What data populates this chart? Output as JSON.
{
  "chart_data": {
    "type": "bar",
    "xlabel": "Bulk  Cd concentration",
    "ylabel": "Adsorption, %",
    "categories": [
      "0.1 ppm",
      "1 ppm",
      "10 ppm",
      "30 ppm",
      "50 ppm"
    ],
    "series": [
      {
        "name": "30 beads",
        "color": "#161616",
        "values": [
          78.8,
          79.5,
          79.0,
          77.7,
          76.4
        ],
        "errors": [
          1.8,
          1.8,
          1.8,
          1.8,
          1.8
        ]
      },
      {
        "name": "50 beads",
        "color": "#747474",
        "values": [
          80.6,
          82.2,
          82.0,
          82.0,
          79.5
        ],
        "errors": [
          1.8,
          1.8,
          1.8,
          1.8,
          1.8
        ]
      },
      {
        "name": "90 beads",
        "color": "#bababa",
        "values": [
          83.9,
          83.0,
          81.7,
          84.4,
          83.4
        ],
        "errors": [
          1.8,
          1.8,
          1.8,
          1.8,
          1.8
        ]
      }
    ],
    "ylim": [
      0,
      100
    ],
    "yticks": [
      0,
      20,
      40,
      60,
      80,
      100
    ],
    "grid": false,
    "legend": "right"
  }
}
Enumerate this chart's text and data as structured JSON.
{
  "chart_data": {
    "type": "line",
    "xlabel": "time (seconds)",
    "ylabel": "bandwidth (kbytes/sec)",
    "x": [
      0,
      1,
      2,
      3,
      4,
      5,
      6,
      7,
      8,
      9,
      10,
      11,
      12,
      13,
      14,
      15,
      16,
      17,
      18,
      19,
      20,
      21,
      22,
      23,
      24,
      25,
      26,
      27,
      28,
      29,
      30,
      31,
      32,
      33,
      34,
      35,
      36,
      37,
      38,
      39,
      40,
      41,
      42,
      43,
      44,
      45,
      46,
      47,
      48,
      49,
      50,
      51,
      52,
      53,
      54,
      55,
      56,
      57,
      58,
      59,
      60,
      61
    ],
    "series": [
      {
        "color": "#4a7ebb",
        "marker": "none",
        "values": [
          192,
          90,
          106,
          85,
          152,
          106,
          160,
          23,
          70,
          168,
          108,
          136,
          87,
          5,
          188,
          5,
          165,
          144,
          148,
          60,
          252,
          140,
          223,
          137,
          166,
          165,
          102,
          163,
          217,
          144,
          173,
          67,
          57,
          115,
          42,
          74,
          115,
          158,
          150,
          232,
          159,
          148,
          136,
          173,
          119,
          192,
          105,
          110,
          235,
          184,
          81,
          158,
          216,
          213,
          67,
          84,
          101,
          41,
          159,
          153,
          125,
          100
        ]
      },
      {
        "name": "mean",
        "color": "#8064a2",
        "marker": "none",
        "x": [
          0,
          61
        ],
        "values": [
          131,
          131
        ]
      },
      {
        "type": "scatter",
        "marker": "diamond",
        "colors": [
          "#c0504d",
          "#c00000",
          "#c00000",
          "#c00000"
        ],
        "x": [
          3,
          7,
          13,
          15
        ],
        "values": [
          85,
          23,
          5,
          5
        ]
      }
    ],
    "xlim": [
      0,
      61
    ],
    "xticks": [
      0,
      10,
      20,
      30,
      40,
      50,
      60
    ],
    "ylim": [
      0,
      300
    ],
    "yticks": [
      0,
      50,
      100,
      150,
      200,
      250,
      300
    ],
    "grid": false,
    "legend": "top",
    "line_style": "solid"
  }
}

What is expected - Where does the word "xlabel" appear? Return each line that holds it.

Complete output -
    "xlabel": "Bulk  Cd concentration",
    "xlabel": "time (seconds)",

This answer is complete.